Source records
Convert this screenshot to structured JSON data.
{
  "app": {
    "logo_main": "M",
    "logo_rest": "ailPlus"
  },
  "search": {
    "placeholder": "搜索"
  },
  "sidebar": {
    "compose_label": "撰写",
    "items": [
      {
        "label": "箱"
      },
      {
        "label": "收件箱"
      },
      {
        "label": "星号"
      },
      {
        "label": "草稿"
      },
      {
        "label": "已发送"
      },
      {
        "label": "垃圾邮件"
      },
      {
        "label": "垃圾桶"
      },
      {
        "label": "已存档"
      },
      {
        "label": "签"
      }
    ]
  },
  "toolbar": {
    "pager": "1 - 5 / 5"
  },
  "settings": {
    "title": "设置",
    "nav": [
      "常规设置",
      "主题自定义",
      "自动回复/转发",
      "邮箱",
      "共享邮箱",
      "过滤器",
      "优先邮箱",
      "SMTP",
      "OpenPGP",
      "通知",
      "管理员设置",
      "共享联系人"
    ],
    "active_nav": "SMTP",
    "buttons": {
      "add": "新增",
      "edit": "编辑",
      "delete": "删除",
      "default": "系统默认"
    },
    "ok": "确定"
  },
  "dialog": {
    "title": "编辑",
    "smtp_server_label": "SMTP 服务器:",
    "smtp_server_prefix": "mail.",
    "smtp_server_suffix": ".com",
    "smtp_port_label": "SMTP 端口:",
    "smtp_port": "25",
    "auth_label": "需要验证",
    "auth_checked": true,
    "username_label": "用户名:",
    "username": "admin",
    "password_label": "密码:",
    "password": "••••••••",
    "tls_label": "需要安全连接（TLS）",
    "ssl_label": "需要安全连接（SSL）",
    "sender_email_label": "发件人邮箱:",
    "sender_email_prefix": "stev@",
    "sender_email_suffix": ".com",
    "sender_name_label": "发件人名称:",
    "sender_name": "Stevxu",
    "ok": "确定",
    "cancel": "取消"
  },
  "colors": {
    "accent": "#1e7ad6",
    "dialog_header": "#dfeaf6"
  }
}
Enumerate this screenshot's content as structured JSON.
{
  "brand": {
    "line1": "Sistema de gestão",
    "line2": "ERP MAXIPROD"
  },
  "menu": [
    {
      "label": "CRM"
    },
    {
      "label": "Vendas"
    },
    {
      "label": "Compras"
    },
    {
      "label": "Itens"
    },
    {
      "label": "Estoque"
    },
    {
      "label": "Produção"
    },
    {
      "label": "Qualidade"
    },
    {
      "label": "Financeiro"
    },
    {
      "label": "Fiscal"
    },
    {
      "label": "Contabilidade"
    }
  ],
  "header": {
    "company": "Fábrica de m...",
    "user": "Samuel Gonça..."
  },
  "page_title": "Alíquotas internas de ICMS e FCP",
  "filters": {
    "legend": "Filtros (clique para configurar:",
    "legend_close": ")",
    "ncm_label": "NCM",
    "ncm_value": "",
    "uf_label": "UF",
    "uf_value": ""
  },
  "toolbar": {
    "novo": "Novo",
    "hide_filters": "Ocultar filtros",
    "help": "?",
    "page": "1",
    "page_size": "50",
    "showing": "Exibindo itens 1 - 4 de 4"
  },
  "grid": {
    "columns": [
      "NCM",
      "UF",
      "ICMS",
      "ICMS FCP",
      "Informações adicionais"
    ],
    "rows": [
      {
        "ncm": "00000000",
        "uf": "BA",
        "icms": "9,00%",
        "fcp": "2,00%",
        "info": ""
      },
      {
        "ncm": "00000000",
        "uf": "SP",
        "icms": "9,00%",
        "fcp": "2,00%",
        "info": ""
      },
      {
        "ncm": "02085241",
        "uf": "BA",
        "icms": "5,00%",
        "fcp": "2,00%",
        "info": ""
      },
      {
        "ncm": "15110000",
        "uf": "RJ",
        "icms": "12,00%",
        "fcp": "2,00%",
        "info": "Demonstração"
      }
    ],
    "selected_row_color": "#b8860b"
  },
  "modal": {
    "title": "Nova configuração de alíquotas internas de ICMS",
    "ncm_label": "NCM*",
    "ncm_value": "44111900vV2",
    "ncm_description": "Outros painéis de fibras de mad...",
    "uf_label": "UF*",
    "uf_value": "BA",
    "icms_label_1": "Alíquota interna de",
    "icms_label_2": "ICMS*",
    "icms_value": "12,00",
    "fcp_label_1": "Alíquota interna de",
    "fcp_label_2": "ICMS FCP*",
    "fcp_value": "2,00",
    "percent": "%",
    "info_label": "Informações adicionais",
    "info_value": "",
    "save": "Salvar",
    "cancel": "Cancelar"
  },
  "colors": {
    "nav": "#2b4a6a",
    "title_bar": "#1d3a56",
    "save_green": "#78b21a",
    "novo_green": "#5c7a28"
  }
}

*What needs to be done:*
How many lines in the records above contain the word "structured"? Give only the number.

*Written response:*
2